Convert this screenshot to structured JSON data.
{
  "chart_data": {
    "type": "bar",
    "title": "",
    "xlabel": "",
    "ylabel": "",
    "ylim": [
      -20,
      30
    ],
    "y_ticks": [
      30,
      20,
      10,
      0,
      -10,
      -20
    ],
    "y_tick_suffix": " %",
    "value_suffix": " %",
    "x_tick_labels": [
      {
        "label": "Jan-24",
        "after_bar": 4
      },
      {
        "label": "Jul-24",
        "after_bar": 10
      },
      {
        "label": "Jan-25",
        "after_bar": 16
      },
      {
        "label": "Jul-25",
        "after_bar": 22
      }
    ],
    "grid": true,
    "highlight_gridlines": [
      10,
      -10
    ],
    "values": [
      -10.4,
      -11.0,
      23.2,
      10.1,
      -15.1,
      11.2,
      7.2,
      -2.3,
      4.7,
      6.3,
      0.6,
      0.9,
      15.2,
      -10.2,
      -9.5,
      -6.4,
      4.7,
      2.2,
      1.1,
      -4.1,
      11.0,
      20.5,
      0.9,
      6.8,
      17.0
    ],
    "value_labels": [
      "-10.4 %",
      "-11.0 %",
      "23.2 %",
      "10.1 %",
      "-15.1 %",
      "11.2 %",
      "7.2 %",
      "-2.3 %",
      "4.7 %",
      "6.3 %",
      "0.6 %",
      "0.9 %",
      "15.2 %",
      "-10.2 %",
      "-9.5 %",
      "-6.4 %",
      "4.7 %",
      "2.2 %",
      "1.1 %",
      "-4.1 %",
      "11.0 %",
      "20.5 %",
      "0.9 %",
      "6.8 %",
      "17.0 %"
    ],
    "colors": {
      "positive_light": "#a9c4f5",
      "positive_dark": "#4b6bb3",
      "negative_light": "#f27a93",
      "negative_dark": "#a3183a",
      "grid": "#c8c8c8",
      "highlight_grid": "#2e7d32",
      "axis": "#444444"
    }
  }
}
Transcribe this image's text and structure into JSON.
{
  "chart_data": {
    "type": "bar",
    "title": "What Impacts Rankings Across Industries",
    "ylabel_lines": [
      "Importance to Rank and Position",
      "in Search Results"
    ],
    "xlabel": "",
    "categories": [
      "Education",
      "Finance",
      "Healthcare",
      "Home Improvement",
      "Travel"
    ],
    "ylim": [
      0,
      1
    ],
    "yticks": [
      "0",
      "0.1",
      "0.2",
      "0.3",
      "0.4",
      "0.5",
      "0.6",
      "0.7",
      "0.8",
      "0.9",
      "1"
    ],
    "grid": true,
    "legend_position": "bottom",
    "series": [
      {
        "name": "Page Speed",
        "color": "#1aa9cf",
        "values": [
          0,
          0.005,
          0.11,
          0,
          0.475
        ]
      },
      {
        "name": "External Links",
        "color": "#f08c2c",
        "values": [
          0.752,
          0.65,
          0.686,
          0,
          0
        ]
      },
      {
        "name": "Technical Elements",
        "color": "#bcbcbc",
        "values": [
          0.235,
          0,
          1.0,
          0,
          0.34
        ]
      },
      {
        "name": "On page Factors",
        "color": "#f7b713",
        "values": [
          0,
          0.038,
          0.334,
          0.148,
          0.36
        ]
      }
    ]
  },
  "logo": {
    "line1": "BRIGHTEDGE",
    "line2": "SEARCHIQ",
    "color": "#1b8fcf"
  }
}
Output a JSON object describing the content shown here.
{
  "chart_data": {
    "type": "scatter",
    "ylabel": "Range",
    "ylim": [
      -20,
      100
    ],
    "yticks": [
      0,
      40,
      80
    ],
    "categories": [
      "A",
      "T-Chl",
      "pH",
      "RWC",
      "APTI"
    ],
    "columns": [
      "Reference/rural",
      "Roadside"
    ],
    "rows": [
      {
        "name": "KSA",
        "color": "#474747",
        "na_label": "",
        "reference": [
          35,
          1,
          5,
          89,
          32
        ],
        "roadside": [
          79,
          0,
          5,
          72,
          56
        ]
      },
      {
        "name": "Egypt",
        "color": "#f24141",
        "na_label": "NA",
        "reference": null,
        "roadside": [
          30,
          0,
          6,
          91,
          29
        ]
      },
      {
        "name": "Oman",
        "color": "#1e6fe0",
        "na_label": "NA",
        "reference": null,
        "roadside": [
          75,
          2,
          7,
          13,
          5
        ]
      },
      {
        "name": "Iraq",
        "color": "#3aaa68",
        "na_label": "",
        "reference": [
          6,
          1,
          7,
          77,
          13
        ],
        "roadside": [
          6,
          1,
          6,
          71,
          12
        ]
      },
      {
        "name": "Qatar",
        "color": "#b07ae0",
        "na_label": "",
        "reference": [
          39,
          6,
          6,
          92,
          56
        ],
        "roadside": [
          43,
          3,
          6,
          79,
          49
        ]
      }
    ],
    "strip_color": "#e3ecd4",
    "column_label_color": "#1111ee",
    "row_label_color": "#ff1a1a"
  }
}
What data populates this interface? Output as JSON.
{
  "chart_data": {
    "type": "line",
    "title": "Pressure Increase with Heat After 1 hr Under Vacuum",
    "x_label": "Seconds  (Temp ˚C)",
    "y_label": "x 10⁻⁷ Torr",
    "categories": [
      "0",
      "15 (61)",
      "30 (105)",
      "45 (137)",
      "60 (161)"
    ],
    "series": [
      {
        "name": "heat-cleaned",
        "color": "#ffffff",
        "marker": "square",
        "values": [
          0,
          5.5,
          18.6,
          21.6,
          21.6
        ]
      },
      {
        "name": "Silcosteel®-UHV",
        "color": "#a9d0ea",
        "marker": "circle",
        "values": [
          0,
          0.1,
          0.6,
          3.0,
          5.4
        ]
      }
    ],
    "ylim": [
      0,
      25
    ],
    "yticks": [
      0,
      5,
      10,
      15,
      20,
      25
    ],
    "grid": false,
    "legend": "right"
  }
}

• _TASK TO CARRY OUT_
Take the entries above and transcribe them exactly.

• _FINAL RESULT_
Convert this screenshot to structured JSON data.
{
  "chart_data": {
    "type": "bar",
    "title": "",
    "xlabel": "",
    "ylabel": "",
    "ylim": [
      -20,
      30
    ],
    "y_ticks": [
      30,
      20,
      10,
      0,
      -10,
      -20
    ],
    "y_tick_suffix": " %",
    "value_suffix": " %",
    "x_tick_labels": [
      {
        "label": "Jan-24",
        "after_bar": 4
      },
      {
        "label": "Jul-24",
        "after_bar": 10
      },
      {
        "label": "Jan-25",
        "after_bar": 16
      },
      {
        "label": "Jul-25",
        "after_bar": 22
      }
    ],
    "grid": true,
    "highlight_gridlines": [
      10,
      -10
    ],
    "values": [
      -10.4,
      -11.0,
      23.2,
      10.1,
      -15.1,
      11.2,
      7.2,
      -2.3,
      4.7,
      6.3,
      0.6,
      0.9,
      15.2,
      -10.2,
      -9.5,
      -6.4,
      4.7,
      2.2,
      1.1,
      -4.1,
      11.0,
      20.5,
      0.9,
      6.8,
      17.0
    ],
    "value_labels": [
      "-10.4 %",
      "-11.0 %",
      "23.2 %",
      "10.1 %",
      "-15.1 %",
      "11.2 %",
      "7.2 %",
      "-2.3 %",
      "4.7 %",
      "6.3 %",
      "0.6 %",
      "0.9 %",
      "15.2 %",
      "-10.2 %",
      "-9.5 %",
      "-6.4 %",
      "4.7 %",
      "2.2 %",
      "1.1 %",
      "-4.1 %",
      "11.0 %",
      "20.5 %",
      "0.9 %",
      "6.8 %",
      "17.0 %"
    ],
    "colors": {
      "positive_light": "#a9c4f5",
      "positive_dark": "#4b6bb3",
      "negative_light": "#f27a93",
      "negative_dark": "#a3183a",
      "grid": "#c8c8c8",
      "highlight_grid": "#2e7d32",
      "axis": "#444444"
    }
  }
}
Transcribe this image's text and structure into JSON.
{
  "chart_data": {
    "type": "bar",
    "title": "What Impacts Rankings Across Industries",
    "ylabel_lines": [
      "Importance to Rank and Position",
      "in Search Results"
    ],
    "xlabel": "",
    "categories": [
      "Education",
      "Finance",
      "Healthcare",
      "Home Improvement",
      "Travel"
    ],
    "ylim": [
      0,
      1
    ],
    "yticks": [
      "0",
      "0.1",
      "0.2",
      "0.3",
      "0.4",
      "0.5",
      "0.6",
      "0.7",
      "0.8",
      "0.9",
      "1"
    ],
    "grid": true,
    "legend_position": "bottom",
    "series": [
      {
        "name": "Page Speed",
        "color": "#1aa9cf",
        "values": [
          0,
          0.005,
          0.11,
          0,
          0.475
        ]
      },
      {
        "name": "External Links",
        "color": "#f08c2c",
        "values": [
          0.752,
          0.65,
          0.686,
          0,
          0
        ]
      },
      {
        "name": "Technical Elements",
        "color": "#bcbcbc",
        "values": [
          0.235,
          0,
          1.0,
          0,
          0.34
        ]
      },
      {
        "name": "On page Factors",
        "color": "#f7b713",
        "values": [
          0,
          0.038,
          0.334,
          0.148,
          0.36
        ]
      }
    ]
  },
  "logo": {
    "line1": "BRIGHTEDGE",
    "line2": "SEARCHIQ",
    "color": "#1b8fcf"
  }
}
Output a JSON object describing the content shown here.
{
  "chart_data": {
    "type": "scatter",
    "ylabel": "Range",
    "ylim": [
      -20,
      100
    ],
    "yticks": [
      0,
      40,
      80
    ],
    "categories": [
      "A",
      "T-Chl",
      "pH",
      "RWC",
      "APTI"
    ],
    "columns": [
      "Reference/rural",
      "Roadside"
    ],
    "rows": [
      {
        "name": "KSA",
        "color": "#474747",
        "na_label": "",
        "reference": [
          35,
          1,
          5,
          89,
          32
        ],
        "roadside": [
          79,
          0,
          5,
          72,
          56
        ]
      },
      {
        "name": "Egypt",
        "color": "#f24141",
        "na_label": "NA",
        "reference": null,
        "roadside": [
          30,
          0,
          6,
          91,
          29
        ]
      },
      {
        "name": "Oman",
        "color": "#1e6fe0",
        "na_label": "NA",
        "reference": null,
        "roadside": [
          75,
          2,
          7,
          13,
          5
        ]
      },
      {
        "name": "Iraq",
        "color": "#3aaa68",
        "na_label": "",
        "reference": [
          6,
          1,
          7,
          77,
          13
        ],
        "roadside": [
          6,
          1,
          6,
          71,
          12
        ]
      },
      {
        "name": "Qatar",
        "color": "#b07ae0",
        "na_label": "",
        "reference": [
          39,
          6,
          6,
          92,
          56
        ],
        "roadside": [
          43,
          3,
          6,
          79,
          49
        ]
      }
    ],
    "strip_color": "#e3ecd4",
    "column_label_color": "#1111ee",
    "row_label_color": "#ff1a1a"
  }
}
What data populates this interface? Output as JSON.
{
  "chart_data": {
    "type": "line",
    "title": "Pressure Increase with Heat After 1 hr Under Vacuum",
    "x_label": "Seconds  (Temp ˚C)",
    "y_label": "x 10⁻⁷ Torr",
    "categories": [
      "0",
      "15 (61)",
      "30 (105)",
      "45 (137)",
      "60 (161)"
    ],
    "series": [
      {
        "name": "heat-cleaned",
        "color": "#ffffff",
        "marker": "square",
        "values": [
          0,
          5.5,
          18.6,
          21.6,
          21.6
        ]
      },
      {
        "name": "Silcosteel®-UHV",
        "color": "#a9d0ea",
        "marker": "circle",
        "values": [
          0,
          0.1,
          0.6,
          3.0,
          5.4
        ]
      }
    ],
    "ylim": [
      0,
      25
    ],
    "yticks": [
      0,
      5,
      10,
      15,
      20,
      25
    ],
    "grid": false,
    "legend": "right"
  }
}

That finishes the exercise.